任务清单
(a) 根据关于 requests 库的文段,请求失败时调用 response.raise_for_status() 会自动抛出哪种异常?
(b) 请将关于 requests 库的文段中从“使用 pip 安装:pip”起、到“中,而 POST 会把数据放在请求体中。”为止(含这部分)的内容逐字照录下来。

待审文段
++++
Python requests 库用于向 Web 服务器与 API 发起 HTTP 请求。它简化了获取网页、消费 REST API、发送表单数据、上传文件以及处理认证等任务。由于 API 直观且功能全面,它是 Python 中最流行的 HTTP 库。
如何安装 Python requests 库?
使用 pip 安装:pip install requests。对于 conda 环境,使用 conda install requests。安装后在代码中通过 import requests 导入。requests 不属于 Python 标准库,因此需要额外安装。
requests.get() 和 requests.post() 有什么区别?
requests.get() 用于从服务器获取数据而不修改资源,通常用于获取网页或 API 数据。requests.post() 将数据发送到服务器以创建或更新资源,常用于表单提交、文件上传或会改变服务器状态的 API 操作。GET 通常把参数放在 URL 中,而 POST 会把数据放在请求体中。
如何用 Python requests 库处理错误?
使用 try-except 捕获请求异常:ConnectionError 处理网络连接问题、Timeout 处理超时、HTTPError 处理 4xx/5xx 状态码、RequestException 作为兜底。每次请求后调用 response.raise_for_status(),可在请求失败时自动抛出 HTTPError。同时应始终设置 timeout,避免请求无限期挂起。
++++
待审数据

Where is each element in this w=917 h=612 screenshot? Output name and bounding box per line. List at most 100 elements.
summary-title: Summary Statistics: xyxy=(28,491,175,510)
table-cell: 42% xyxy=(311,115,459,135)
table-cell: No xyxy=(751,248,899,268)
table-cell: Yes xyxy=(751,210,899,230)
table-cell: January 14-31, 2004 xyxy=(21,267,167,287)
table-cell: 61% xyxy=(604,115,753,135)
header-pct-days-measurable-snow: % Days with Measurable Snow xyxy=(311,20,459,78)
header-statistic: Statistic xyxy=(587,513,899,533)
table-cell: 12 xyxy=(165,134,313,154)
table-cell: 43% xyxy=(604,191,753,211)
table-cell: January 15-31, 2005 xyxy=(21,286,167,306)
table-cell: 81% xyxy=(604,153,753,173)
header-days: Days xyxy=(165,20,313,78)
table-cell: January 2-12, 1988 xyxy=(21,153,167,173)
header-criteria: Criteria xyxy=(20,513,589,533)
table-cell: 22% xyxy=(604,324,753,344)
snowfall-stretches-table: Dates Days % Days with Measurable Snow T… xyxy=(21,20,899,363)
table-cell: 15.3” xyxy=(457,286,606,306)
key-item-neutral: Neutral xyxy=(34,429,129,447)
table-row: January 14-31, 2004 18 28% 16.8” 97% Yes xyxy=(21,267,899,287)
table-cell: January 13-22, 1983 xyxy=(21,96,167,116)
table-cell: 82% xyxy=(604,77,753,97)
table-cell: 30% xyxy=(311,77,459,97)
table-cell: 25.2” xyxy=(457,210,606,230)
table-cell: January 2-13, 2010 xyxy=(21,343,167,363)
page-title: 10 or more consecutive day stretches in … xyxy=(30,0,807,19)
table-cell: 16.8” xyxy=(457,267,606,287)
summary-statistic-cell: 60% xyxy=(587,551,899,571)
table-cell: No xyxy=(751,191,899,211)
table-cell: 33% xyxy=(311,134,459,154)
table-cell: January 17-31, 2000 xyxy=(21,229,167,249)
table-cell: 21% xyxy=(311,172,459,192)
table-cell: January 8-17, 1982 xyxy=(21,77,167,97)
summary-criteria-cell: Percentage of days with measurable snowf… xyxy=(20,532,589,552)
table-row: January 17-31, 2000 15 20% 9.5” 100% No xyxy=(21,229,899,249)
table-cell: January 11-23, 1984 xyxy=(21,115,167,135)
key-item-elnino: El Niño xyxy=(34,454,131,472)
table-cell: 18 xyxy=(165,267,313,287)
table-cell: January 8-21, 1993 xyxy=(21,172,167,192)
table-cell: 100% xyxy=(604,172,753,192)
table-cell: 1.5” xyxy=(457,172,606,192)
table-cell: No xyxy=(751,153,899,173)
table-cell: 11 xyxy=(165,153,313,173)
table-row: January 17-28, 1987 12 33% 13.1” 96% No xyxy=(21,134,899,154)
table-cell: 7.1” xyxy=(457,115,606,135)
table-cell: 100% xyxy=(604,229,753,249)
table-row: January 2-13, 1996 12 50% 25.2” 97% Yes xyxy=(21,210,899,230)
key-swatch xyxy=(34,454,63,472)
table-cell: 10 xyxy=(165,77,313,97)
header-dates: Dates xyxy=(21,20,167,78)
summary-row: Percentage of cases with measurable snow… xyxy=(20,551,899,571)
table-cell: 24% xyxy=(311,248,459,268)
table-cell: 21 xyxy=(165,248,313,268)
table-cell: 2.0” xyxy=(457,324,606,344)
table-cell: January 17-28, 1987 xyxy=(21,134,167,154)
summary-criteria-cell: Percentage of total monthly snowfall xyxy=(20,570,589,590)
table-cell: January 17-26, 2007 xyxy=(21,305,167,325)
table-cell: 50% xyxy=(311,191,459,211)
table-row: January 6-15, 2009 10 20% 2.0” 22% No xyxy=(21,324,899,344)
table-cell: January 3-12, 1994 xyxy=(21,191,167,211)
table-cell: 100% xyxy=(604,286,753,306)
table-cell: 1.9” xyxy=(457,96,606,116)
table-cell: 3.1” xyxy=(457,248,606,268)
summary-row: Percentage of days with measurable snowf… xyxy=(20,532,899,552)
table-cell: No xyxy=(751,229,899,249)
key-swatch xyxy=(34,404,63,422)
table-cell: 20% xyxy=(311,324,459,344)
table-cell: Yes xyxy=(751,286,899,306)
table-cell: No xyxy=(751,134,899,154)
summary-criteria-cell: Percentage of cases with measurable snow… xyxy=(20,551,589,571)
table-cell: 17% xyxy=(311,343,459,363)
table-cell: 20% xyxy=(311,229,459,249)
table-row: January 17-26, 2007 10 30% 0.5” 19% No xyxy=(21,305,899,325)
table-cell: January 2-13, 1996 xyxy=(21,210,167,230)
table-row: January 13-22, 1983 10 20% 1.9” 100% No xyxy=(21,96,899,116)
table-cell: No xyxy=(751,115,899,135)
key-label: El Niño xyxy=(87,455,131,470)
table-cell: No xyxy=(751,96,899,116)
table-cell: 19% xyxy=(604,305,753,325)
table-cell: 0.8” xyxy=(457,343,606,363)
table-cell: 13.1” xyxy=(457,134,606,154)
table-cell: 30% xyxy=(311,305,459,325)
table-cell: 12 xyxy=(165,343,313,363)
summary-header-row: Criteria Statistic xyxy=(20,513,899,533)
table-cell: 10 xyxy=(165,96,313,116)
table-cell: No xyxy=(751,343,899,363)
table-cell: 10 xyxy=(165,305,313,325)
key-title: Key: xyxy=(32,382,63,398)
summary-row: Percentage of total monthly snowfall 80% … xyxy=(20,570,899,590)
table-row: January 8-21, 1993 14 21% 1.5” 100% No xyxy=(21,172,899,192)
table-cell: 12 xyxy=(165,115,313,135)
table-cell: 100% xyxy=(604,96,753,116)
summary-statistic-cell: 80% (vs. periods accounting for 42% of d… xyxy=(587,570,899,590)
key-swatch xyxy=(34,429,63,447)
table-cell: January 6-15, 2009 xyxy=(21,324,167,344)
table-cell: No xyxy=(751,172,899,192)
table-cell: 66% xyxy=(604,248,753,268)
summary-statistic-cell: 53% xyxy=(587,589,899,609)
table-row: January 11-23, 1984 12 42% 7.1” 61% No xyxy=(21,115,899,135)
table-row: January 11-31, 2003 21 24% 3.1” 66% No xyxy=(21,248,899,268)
++++
作答结果
(a) HTTPError

(b)
使用 pip 安装:pip install requests。对于 conda 环境,使用 conda install requests。安装后在代码中通过 import requests 导入。requests 不属于 Python 标准库,因此需要额外安装。
requests.get() 和 requests.post() 有什么区别?
requests.get() 用于从服务器获取数据而不修改资源,通常用于获取网页或 API 数据。requests.post() 将数据发送到服务器以创建或更新资源,常用于表单提交、文件上传或会改变服务器状态的 API 操作。GET 通常把参数放在 URL 中,而 POST 会把数据放在请求体中。